▸ OBJECTIVE: Reproduce each line exactly.
---- RECORDS FOR THE EXERCISE
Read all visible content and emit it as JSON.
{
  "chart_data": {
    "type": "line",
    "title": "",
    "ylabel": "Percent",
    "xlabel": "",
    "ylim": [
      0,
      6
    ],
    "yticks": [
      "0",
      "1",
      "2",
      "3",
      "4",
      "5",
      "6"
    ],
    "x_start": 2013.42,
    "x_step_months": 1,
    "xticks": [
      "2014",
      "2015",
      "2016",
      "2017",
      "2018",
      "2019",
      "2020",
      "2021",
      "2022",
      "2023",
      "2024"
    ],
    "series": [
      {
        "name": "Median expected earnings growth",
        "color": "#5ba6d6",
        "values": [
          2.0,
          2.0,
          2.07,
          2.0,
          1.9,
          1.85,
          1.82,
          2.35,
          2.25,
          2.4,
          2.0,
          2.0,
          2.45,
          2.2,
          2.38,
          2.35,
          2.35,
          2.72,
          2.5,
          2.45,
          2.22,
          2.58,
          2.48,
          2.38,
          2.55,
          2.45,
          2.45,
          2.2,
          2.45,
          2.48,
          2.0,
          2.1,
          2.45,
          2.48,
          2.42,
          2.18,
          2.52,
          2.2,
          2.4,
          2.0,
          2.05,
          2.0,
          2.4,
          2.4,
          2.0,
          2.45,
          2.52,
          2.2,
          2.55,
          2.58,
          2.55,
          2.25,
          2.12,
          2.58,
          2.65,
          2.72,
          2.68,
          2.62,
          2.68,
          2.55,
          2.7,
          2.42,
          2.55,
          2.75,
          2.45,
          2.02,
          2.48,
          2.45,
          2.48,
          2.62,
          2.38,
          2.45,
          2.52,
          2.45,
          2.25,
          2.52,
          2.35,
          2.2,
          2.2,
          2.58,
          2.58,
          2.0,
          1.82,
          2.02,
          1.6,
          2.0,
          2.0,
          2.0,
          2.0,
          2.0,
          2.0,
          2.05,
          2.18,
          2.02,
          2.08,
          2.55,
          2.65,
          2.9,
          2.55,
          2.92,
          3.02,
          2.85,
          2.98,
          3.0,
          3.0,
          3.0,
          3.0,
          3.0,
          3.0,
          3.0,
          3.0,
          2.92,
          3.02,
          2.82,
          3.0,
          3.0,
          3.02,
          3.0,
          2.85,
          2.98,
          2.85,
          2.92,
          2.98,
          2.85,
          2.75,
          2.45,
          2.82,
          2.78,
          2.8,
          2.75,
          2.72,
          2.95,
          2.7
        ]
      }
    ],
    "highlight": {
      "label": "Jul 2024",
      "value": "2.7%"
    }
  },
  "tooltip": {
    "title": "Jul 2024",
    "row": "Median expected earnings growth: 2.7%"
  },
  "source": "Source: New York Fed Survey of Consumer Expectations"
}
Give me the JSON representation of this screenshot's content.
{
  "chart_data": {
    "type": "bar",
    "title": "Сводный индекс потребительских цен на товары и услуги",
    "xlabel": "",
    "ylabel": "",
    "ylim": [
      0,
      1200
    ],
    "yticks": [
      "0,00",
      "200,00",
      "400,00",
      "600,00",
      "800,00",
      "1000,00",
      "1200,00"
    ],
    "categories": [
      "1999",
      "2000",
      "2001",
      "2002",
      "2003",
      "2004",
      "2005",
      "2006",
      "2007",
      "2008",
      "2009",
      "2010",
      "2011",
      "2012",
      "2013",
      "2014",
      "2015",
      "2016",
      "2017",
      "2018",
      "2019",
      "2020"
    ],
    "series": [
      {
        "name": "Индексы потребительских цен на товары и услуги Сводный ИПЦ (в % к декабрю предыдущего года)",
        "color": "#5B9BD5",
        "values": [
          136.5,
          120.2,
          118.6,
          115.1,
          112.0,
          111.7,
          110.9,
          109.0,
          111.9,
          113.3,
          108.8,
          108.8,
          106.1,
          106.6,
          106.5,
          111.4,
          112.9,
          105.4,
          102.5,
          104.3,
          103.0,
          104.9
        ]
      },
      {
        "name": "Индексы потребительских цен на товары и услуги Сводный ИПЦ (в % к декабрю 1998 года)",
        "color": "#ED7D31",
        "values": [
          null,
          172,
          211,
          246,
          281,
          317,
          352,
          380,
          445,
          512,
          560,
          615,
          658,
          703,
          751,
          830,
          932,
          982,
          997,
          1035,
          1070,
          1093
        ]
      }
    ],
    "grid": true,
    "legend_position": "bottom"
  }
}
--------
▸ REPLY TO THE EXERCISE:
Read all visible content and emit it as JSON.
{
  "chart_data": {
    "type": "line",
    "title": "",
    "ylabel": "Percent",
    "xlabel": "",
    "ylim": [
      0,
      6
    ],
    "yticks": [
      "0",
      "1",
      "2",
      "3",
      "4",
      "5",
      "6"
    ],
    "x_start": 2013.42,
    "x_step_months": 1,
    "xticks": [
      "2014",
      "2015",
      "2016",
      "2017",
      "2018",
      "2019",
      "2020",
      "2021",
      "2022",
      "2023",
      "2024"
    ],
    "series": [
      {
        "name": "Median expected earnings growth",
        "color": "#5ba6d6",
        "values": [
          2.0,
          2.0,
          2.07,
          2.0,
          1.9,
          1.85,
          1.82,
          2.35,
          2.25,
          2.4,
          2.0,
          2.0,
          2.45,
          2.2,
          2.38,
          2.35,
          2.35,
          2.72,
          2.5,
          2.45,
          2.22,
          2.58,
          2.48,
          2.38,
          2.55,
          2.45,
          2.45,
          2.2,
          2.45,
          2.48,
          2.0,
          2.1,
          2.45,
          2.48,
          2.42,
          2.18,
          2.52,
          2.2,
          2.4,
          2.0,
          2.05,
          2.0,
          2.4,
          2.4,
          2.0,
          2.45,
          2.52,
          2.2,
          2.55,
          2.58,
          2.55,
          2.25,
          2.12,
          2.58,
          2.65,
          2.72,
          2.68,
          2.62,
          2.68,
          2.55,
          2.7,
          2.42,
          2.55,
          2.75,
          2.45,
          2.02,
          2.48,
          2.45,
          2.48,
          2.62,
          2.38,
          2.45,
          2.52,
          2.45,
          2.25,
          2.52,
          2.35,
          2.2,
          2.2,
          2.58,
          2.58,
          2.0,
          1.82,
          2.02,
          1.6,
          2.0,
          2.0,
          2.0,
          2.0,
          2.0,
          2.0,
          2.05,
          2.18,
          2.02,
          2.08,
          2.55,
          2.65,
          2.9,
          2.55,
          2.92,
          3.02,
          2.85,
          2.98,
          3.0,
          3.0,
          3.0,
          3.0,
          3.0,
          3.0,
          3.0,
          3.0,
          2.92,
          3.02,
          2.82,
          3.0,
          3.0,
          3.02,
          3.0,
          2.85,
          2.98,
          2.85,
          2.92,
          2.98,
          2.85,
          2.75,
          2.45,
          2.82,
          2.78,
          2.8,
          2.75,
          2.72,
          2.95,
          2.7
        ]
      }
    ],
    "highlight": {
      "label": "Jul 2024",
      "value": "2.7%"
    }
  },
  "tooltip": {
    "title": "Jul 2024",
    "row": "Median expected earnings growth: 2.7%"
  },
  "source": "Source: New York Fed Survey of Consumer Expectations"
}
Give me the JSON representation of this screenshot's content.
{
  "chart_data": {
    "type": "bar",
    "title": "Сводный индекс потребительских цен на товары и услуги",
    "xlabel": "",
    "ylabel": "",
    "ylim": [
      0,
      1200
    ],
    "yticks": [
      "0,00",
      "200,00",
      "400,00",
      "600,00",
      "800,00",
      "1000,00",
      "1200,00"
    ],
    "categories": [
      "1999",
      "2000",
      "2001",
      "2002",
      "2003",
      "2004",
      "2005",
      "2006",
      "2007",
      "2008",
      "2009",
      "2010",
      "2011",
      "2012",
      "2013",
      "2014",
      "2015",
      "2016",
      "2017",
      "2018",
      "2019",
      "2020"
    ],
    "series": [
      {
        "name": "Индексы потребительских цен на товары и услуги Сводный ИПЦ (в % к декабрю предыдущего года)",
        "color": "#5B9BD5",
        "values": [
          136.5,
          120.2,
          118.6,
          115.1,
          112.0,
          111.7,
          110.9,
          109.0,
          111.9,
          113.3,
          108.8,
          108.8,
          106.1,
          106.6,
          106.5,
          111.4,
          112.9,
          105.4,
          102.5,
          104.3,
          103.0,
          104.9
        ]
      },
      {
        "name": "Индексы потребительских цен на товары и услуги Сводный ИПЦ (в % к декабрю 1998 года)",
        "color": "#ED7D31",
        "values": [
          null,
          172,
          211,
          246,
          281,
          317,
          352,
          380,
          445,
          512,
          560,
          615,
          658,
          703,
          751,
          830,
          932,
          982,
          997,
          1035,
          1070,
          1093
        ]
      }
    ],
    "grid": true,
    "legend_position": "bottom"
  }
}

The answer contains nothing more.